═════ SOURCE RECORDS

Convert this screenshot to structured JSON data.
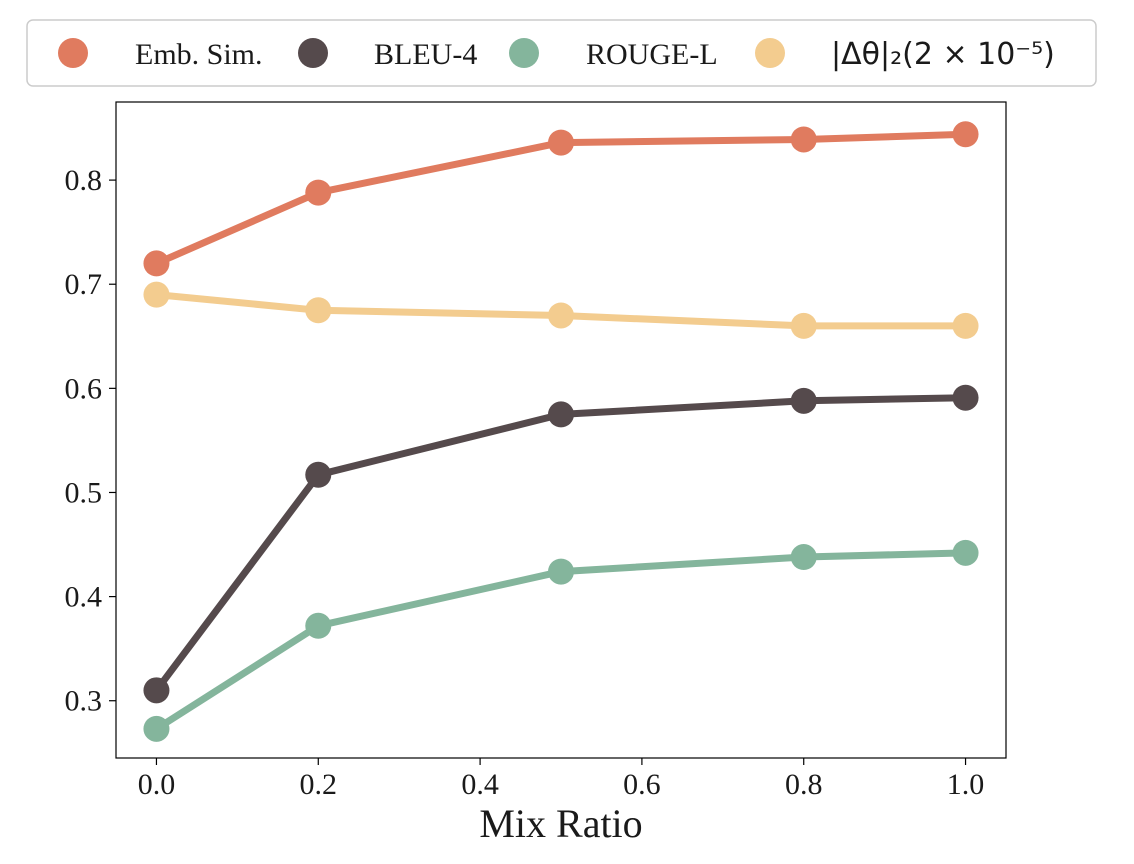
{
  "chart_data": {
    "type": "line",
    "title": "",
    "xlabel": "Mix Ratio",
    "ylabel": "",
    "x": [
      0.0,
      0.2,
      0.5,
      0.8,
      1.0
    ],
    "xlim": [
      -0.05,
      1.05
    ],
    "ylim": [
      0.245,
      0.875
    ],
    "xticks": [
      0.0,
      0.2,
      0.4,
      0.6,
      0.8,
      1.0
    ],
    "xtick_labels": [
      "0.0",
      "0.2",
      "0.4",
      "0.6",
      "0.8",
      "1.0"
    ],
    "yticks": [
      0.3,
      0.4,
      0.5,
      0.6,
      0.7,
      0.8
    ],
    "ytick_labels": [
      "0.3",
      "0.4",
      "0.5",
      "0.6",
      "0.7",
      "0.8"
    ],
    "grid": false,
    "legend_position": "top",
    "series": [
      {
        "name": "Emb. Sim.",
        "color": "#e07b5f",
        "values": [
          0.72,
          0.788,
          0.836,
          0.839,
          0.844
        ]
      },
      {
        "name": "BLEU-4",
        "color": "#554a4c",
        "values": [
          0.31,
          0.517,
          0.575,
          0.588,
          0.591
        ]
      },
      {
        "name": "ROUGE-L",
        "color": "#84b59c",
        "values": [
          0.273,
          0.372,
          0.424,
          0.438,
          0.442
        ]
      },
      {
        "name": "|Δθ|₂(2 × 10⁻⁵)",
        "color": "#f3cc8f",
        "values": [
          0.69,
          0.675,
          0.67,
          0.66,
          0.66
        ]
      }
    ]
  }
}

══════════

### [AIM]
Check each line of the records for the word "name", and show the lines that contain it.

### [EXERCISE RESPONSE]
        "name": "Emb. Sim.",
        "name": "BLEU-4",
        "name": "ROUGE-L",
        "name": "|Δθ|₂(2 × 10⁻⁵)",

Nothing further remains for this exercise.